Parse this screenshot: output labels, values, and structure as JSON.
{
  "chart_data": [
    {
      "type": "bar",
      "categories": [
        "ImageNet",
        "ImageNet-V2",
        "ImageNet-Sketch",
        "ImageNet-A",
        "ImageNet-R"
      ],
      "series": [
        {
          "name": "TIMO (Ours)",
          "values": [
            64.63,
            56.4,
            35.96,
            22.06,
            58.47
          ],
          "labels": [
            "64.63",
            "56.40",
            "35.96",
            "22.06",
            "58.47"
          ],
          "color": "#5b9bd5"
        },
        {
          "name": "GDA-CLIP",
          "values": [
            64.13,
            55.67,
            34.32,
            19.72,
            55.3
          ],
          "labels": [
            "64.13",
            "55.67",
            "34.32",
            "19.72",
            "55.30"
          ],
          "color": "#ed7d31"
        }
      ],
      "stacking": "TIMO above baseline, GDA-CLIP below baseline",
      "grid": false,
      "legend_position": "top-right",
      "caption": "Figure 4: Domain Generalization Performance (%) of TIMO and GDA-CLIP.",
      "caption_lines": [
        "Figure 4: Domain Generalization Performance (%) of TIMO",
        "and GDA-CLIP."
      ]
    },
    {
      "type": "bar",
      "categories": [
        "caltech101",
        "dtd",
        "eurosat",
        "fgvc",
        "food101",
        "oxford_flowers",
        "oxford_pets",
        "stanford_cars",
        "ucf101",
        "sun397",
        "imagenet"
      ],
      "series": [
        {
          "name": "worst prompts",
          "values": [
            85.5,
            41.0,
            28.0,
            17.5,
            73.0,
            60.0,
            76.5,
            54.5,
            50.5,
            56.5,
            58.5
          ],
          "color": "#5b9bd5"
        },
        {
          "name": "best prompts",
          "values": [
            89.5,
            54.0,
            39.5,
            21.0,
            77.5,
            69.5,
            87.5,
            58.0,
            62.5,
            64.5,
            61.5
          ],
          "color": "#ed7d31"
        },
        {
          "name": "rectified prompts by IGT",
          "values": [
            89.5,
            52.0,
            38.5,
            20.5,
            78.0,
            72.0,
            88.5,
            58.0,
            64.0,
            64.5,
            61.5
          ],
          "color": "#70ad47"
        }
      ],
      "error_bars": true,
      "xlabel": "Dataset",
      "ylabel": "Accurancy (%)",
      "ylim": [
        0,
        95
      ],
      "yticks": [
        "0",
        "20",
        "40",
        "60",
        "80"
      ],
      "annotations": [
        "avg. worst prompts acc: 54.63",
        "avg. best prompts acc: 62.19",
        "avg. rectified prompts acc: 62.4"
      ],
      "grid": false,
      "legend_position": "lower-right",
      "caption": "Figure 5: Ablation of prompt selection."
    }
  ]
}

------------------------------

[WHAT THIS TASK INVOLVES]: Copy each line above containing the string "Performance".

[RESPONSE]:
      "caption": "Figure 4: Domain Generalization Performance (%) of TIMO and GDA-CLIP.",
        "Figure 4: Domain Generalization Performance (%) of TIMO",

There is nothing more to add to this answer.